**What this task involves**
Repeat all the records exactly, omitting pictures.

**The input**
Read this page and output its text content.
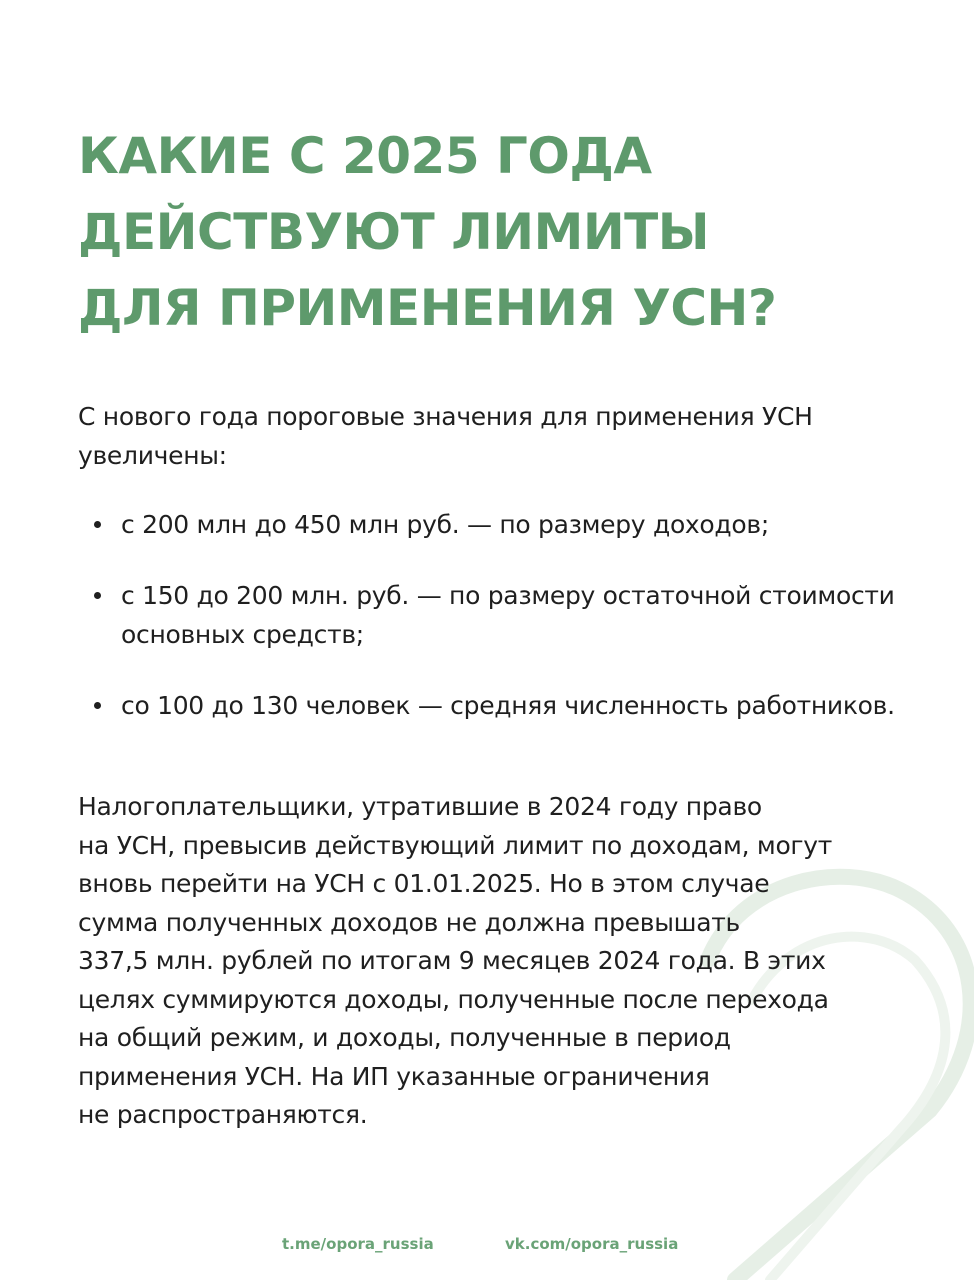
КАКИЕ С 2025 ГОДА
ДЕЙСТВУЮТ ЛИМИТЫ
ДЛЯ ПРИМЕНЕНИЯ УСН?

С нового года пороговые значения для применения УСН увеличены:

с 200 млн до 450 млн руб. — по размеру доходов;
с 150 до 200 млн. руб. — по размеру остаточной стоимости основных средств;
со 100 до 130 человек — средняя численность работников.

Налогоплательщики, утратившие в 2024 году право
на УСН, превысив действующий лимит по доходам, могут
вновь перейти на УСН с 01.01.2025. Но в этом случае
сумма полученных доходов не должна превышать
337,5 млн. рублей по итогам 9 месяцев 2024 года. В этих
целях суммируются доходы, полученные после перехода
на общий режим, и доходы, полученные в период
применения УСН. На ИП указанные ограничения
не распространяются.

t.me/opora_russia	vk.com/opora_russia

**Exercise solution**
Read this page and output its text content.
КАКИЕ С 2025 ГОДА
ДЕЙСТВУЮТ ЛИМИТЫ
ДЛЯ ПРИМЕНЕНИЯ УСН?

С нового года пороговые значения для применения УСН увеличены:

с 200 млн до 450 млн руб. — по размеру доходов;
с 150 до 200 млн. руб. — по размеру остаточной стоимости основных средств;
со 100 до 130 человек — средняя численность работников.

Налогоплательщики, утратившие в 2024 году право
на УСН, превысив действующий лимит по доходам, могут
вновь перейти на УСН с 01.01.2025. Но в этом случае
сумма полученных доходов не должна превышать
337,5 млн. рублей по итогам 9 месяцев 2024 года. В этих
целях суммируются доходы, полученные после перехода
на общий режим, и доходы, полученные в период
применения УСН. На ИП указанные ограничения
не распространяются.

t.me/opora_russia	vk.com/opora_russia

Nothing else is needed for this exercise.